:: Problem ::
Show every line that has the string "page" in it.

:: Materials provided ::
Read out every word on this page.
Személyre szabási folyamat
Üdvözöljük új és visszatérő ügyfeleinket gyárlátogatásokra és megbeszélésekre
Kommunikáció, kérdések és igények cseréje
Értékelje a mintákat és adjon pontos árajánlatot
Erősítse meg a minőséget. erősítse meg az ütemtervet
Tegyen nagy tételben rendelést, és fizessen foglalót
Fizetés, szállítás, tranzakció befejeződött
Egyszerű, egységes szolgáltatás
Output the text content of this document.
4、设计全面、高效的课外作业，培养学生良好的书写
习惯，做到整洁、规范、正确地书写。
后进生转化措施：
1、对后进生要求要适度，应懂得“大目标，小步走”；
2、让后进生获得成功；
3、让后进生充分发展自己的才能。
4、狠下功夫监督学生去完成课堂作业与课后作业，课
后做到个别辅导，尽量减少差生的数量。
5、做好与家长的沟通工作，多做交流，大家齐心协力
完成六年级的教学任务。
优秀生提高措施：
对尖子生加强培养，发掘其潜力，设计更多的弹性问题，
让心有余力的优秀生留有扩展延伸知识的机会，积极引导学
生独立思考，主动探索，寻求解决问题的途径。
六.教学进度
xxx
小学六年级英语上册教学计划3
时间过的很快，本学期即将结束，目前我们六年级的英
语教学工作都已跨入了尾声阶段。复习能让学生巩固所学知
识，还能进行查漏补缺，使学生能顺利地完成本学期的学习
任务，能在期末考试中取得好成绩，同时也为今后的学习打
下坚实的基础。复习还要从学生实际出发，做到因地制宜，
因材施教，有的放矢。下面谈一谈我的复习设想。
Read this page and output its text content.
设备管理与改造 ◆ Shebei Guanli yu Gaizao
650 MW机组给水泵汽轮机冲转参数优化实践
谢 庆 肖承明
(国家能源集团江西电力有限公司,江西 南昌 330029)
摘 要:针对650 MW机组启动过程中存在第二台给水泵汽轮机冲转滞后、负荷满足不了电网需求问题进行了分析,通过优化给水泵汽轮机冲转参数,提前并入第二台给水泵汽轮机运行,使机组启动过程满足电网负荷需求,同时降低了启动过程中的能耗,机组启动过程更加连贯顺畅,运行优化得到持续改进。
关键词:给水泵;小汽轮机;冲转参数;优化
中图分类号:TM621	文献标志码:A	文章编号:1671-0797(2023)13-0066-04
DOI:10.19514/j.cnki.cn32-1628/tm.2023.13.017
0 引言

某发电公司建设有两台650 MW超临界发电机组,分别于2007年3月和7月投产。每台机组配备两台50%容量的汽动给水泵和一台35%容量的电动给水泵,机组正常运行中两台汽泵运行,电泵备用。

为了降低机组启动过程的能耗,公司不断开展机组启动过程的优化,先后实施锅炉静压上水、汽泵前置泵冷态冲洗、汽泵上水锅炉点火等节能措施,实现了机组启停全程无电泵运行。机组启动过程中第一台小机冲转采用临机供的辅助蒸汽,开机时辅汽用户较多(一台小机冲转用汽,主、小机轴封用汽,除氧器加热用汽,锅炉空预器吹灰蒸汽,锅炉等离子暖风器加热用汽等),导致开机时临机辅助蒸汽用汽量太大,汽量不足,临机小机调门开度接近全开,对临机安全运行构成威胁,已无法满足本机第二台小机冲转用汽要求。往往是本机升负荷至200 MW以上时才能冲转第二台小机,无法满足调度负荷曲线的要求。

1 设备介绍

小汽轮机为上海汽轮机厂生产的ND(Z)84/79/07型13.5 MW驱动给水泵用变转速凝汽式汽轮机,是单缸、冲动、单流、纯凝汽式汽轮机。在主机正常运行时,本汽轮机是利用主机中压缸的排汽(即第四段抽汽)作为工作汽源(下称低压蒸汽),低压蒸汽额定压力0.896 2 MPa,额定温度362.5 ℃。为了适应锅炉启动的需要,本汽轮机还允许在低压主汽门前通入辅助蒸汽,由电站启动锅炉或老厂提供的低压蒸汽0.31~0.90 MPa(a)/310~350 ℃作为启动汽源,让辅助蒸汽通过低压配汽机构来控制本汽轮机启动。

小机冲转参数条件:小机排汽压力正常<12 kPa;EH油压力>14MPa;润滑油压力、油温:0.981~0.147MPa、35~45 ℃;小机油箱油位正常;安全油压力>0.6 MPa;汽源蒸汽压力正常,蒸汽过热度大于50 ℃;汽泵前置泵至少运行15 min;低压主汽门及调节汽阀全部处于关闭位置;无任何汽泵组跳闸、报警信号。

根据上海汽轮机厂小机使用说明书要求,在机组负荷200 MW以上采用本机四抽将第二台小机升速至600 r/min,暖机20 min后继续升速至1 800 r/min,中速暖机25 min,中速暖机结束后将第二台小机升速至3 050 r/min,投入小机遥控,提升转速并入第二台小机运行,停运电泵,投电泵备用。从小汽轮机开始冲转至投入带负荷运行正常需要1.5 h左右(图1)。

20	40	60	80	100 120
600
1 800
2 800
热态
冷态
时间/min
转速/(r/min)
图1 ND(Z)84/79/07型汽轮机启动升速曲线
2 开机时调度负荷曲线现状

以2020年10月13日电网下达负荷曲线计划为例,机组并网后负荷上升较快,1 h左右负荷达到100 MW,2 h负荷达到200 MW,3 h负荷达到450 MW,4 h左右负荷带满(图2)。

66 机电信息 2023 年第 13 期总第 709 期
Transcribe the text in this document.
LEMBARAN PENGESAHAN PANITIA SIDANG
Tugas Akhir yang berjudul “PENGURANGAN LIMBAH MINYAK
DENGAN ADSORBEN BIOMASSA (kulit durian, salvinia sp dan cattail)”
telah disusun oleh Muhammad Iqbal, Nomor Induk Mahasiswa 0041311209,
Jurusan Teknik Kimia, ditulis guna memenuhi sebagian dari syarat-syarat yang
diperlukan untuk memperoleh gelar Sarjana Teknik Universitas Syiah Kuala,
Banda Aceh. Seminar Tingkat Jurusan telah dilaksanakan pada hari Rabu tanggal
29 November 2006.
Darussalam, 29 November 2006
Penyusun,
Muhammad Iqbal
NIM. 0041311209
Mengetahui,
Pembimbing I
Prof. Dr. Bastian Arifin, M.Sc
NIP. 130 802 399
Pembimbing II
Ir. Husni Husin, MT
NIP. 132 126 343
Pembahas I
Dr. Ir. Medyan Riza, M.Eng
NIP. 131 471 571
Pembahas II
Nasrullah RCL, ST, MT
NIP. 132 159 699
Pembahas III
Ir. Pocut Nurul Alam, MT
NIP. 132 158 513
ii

:: The answer ::
Read out every word on this page.
Read this page and output its text content.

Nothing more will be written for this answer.